WHAT YOU WILL DO —
Search the material for "timestamp" and show all lines that contain it.

(Records from a data source)

===

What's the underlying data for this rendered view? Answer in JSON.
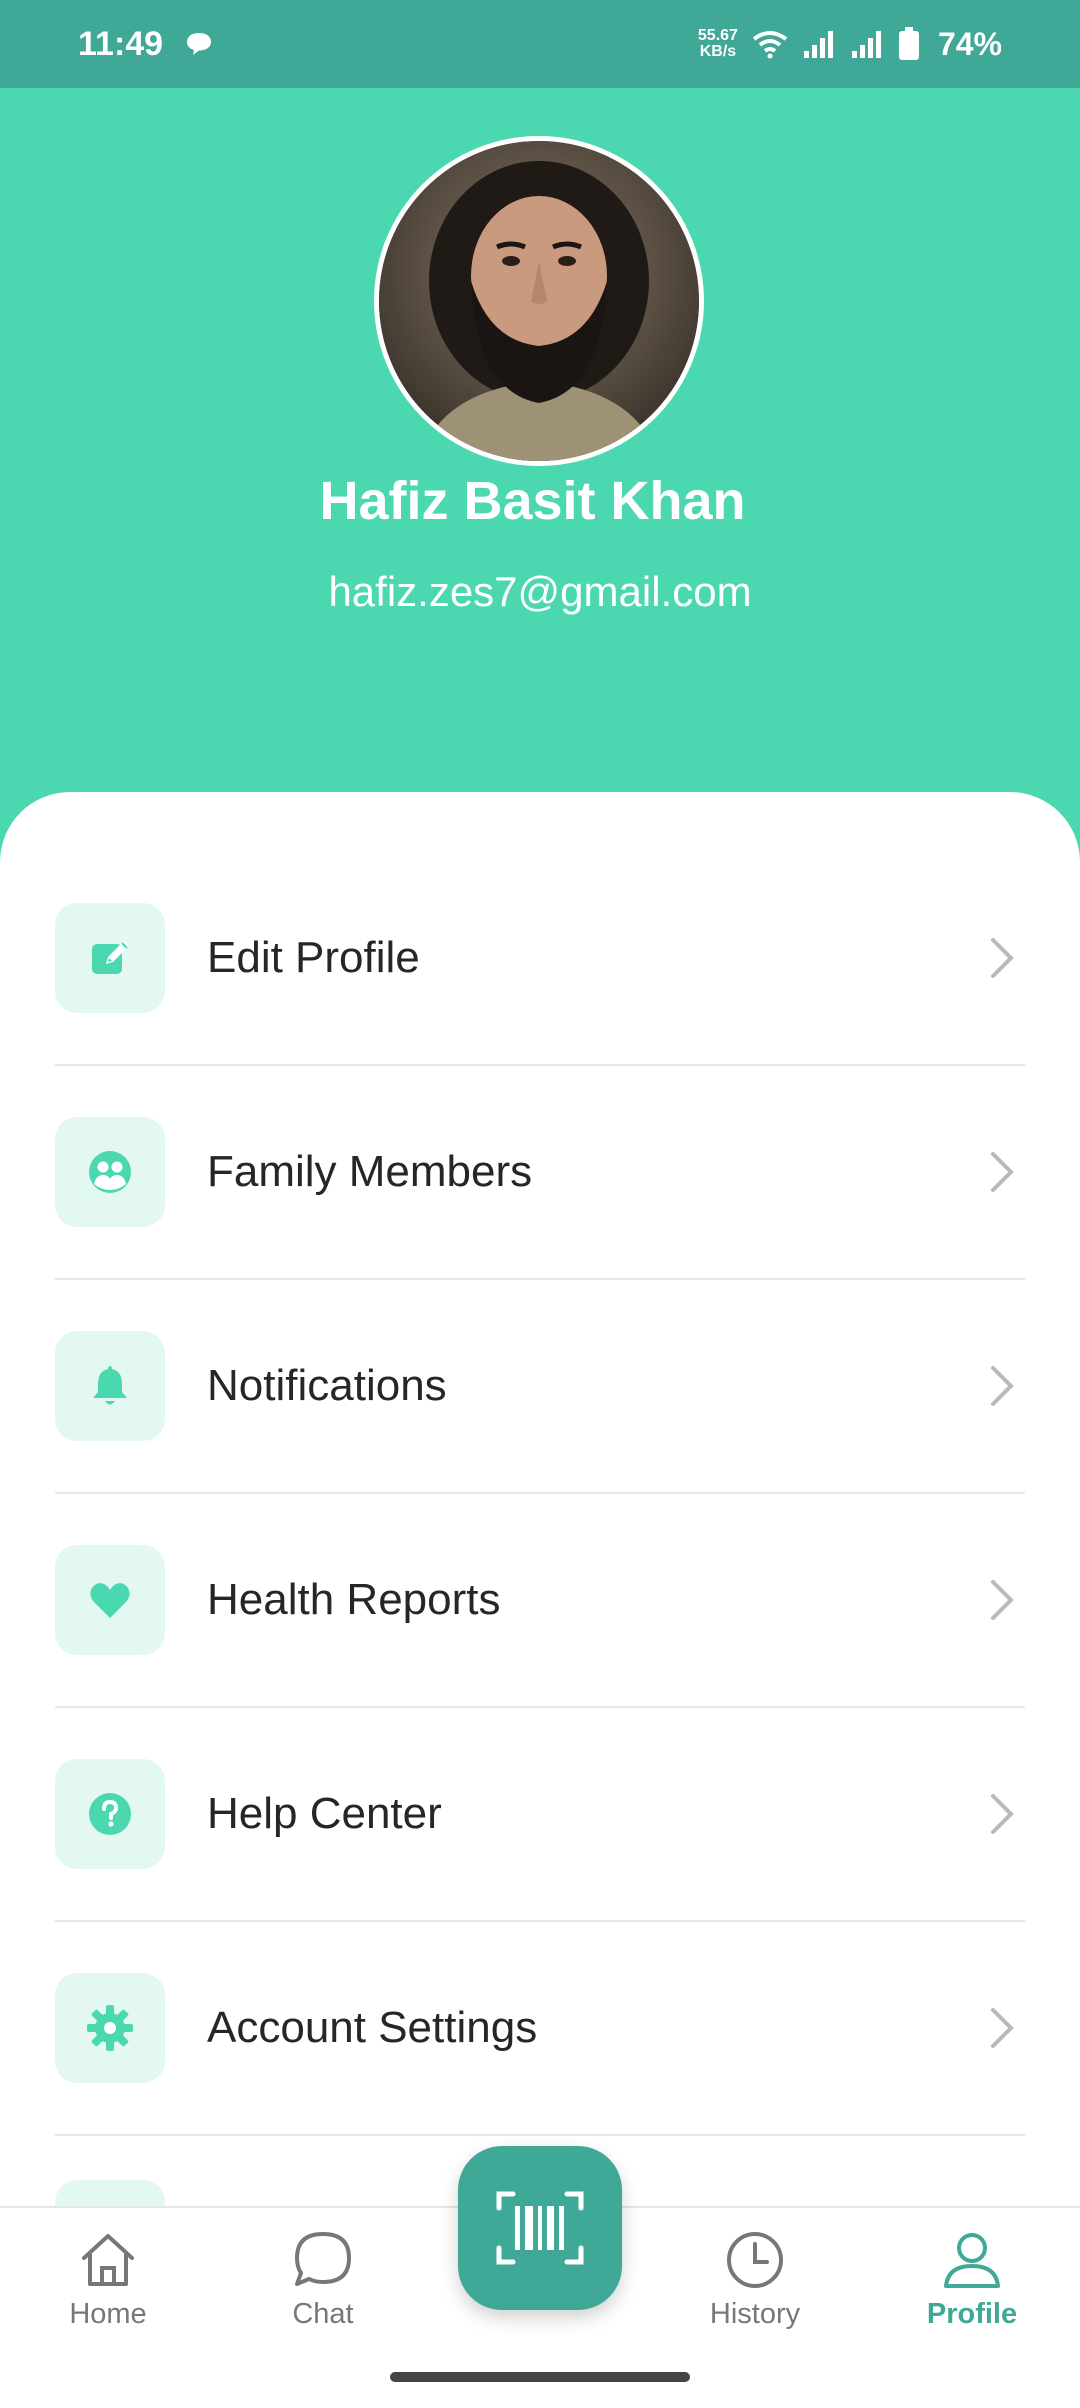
{
  "status_bar": {
    "time": "11:49",
    "net_speed_value": "55.67",
    "net_speed_unit": "KB/s",
    "battery": "74%"
  },
  "profile": {
    "name": "Hafiz Basit Khan",
    "email": "hafiz.zes7@gmail.com"
  },
  "menu": {
    "items": [
      {
        "label": "Edit Profile",
        "icon": "edit-icon"
      },
      {
        "label": "Family Members",
        "icon": "family-icon"
      },
      {
        "label": "Notifications",
        "icon": "bell-icon"
      },
      {
        "label": "Health Reports",
        "icon": "heart-icon"
      },
      {
        "label": "Help Center",
        "icon": "help-icon"
      },
      {
        "label": "Account Settings",
        "icon": "gear-icon"
      }
    ]
  },
  "bottom_nav": {
    "items": [
      {
        "label": "Home",
        "icon": "home-icon"
      },
      {
        "label": "Chat",
        "icon": "chat-icon"
      },
      {
        "label": "History",
        "icon": "clock-icon"
      },
      {
        "label": "Profile",
        "icon": "user-icon",
        "active": true
      }
    ],
    "center_action_icon": "barcode-scan-icon"
  },
  "colors": {
    "accent": "#4bd8b0",
    "accent_dark": "#3fa896",
    "icon_bg": "#e4f8f2"
  }
}
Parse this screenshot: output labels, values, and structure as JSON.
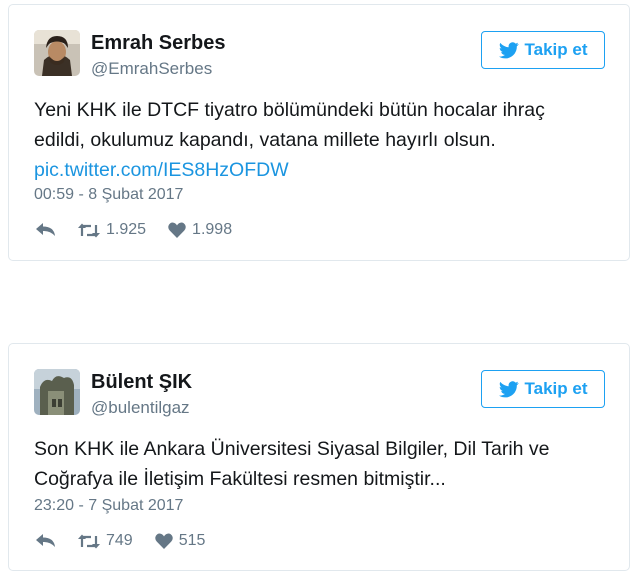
{
  "tweets": [
    {
      "name": "Emrah Serbes",
      "handle": "@EmrahSerbes",
      "follow_label": "Takip et",
      "text_lines": [
        "Yeni KHK ile DTCF tiyatro bölümündeki bütün hocalar ihraç",
        "edildi, okulumuz kapandı, vatana millete hayırlı olsun."
      ],
      "link": "pic.twitter.com/IES8HzOFDW",
      "timestamp": "00:59 - 8 Şubat 2017",
      "retweets": "1.925",
      "likes": "1.998",
      "icons": {
        "reply": "reply-icon",
        "retweet": "retweet-icon",
        "like": "heart-icon",
        "follow": "twitter-bird-icon"
      }
    },
    {
      "name": "Bülent ŞIK",
      "handle": "@bulentilgaz",
      "follow_label": "Takip et",
      "text_lines": [
        "Son KHK ile Ankara Üniversitesi Siyasal Bilgiler, Dil Tarih ve",
        "Coğrafya ile İletişim Fakültesi resmen bitmiştir..."
      ],
      "timestamp": "23:20 - 7 Şubat 2017",
      "retweets": "749",
      "likes": "515",
      "icons": {
        "reply": "reply-icon",
        "retweet": "retweet-icon",
        "like": "heart-icon",
        "follow": "twitter-bird-icon"
      }
    }
  ],
  "colors": {
    "accent": "#1da1f2",
    "link": "#1b95e0",
    "muted": "#657786",
    "border": "#e1e8ed",
    "text": "#14171a"
  }
}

===

RESULT FOR THIS EXERCISE —
      "timestamp": "00:59 - 8 Şubat 2017",
      "timestamp": "23:20 - 7 Şubat 2017",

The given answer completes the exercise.